Problem
Exclude the pictures, then quote exactly the lines from the one holding "Read all visible content and emit it as JSON." through the last line of the records.

Data to use
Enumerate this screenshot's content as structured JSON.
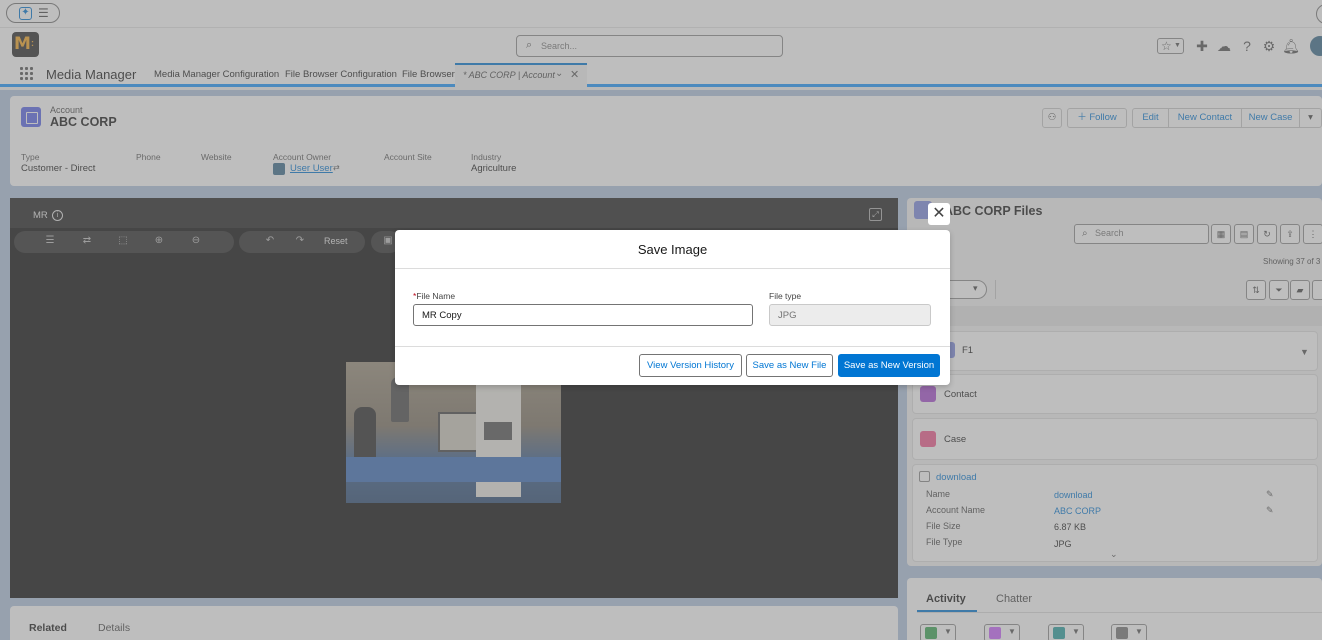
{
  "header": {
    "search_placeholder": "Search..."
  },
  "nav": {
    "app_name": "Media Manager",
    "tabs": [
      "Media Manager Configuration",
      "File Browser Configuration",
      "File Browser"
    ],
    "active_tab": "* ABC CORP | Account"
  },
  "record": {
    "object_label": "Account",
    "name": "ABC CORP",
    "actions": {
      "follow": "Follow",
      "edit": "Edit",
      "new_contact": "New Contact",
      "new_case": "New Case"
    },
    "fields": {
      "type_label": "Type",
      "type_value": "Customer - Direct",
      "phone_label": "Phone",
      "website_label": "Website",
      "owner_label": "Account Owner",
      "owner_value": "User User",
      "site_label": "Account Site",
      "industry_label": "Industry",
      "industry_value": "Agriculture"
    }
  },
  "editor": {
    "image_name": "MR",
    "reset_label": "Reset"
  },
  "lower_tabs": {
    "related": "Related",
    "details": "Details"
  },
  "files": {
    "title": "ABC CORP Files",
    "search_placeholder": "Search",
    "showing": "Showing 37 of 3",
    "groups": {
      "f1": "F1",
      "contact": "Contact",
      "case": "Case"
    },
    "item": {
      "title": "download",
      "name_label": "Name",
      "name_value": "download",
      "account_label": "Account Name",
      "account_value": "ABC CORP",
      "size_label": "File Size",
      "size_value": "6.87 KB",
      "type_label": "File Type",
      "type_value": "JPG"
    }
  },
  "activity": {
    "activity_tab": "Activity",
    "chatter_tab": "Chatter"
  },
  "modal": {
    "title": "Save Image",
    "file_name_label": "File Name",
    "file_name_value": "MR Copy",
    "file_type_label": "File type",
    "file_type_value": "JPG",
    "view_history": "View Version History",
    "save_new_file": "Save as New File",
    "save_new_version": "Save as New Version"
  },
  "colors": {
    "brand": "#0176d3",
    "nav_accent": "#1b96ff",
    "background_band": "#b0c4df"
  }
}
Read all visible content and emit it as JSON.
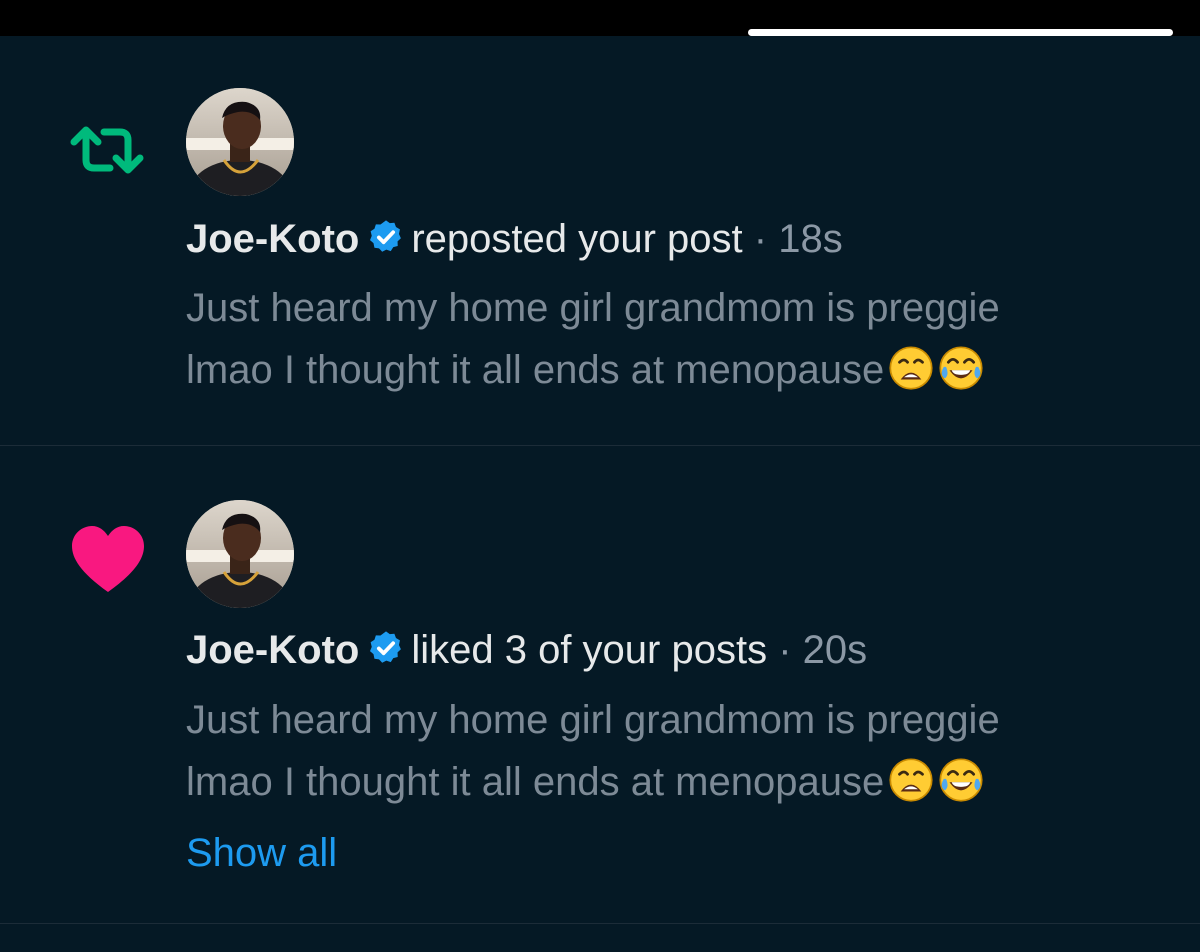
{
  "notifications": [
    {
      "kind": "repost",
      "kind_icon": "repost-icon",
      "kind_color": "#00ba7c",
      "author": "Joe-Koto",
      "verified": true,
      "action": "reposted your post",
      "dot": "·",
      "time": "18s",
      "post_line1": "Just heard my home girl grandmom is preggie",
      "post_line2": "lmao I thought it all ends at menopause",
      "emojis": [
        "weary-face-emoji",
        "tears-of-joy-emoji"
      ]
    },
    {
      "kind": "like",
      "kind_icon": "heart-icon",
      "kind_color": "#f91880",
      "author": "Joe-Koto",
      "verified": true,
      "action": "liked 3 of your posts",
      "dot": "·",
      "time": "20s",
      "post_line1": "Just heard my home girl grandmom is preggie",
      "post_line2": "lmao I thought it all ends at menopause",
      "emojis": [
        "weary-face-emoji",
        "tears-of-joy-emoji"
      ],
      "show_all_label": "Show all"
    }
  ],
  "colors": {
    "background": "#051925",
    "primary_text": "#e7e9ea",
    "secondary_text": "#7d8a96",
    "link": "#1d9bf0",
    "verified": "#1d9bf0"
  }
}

Exercise solution
Read all visible content and emit it as JSON.
{
  "notifications": [
    {
      "kind": "repost",
      "kind_icon": "repost-icon",
      "kind_color": "#00ba7c",
      "author": "Joe-Koto",
      "verified": true,
      "action": "reposted your post",
      "dot": "·",
      "time": "18s",
      "post_line1": "Just heard my home girl grandmom is preggie",
      "post_line2": "lmao I thought it all ends at menopause",
      "emojis": [
        "weary-face-emoji",
        "tears-of-joy-emoji"
      ]
    },
    {
      "kind": "like",
      "kind_icon": "heart-icon",
      "kind_color": "#f91880",
      "author": "Joe-Koto",
      "verified": true,
      "action": "liked 3 of your posts",
      "dot": "·",
      "time": "20s",
      "post_line1": "Just heard my home girl grandmom is preggie",
      "post_line2": "lmao I thought it all ends at menopause",
      "emojis": [
        "weary-face-emoji",
        "tears-of-joy-emoji"
      ],
      "show_all_label": "Show all"
    }
  ],
  "colors": {
    "background": "#051925",
    "primary_text": "#e7e9ea",
    "secondary_text": "#7d8a96",
    "link": "#1d9bf0",
    "verified": "#1d9bf0"
  }
}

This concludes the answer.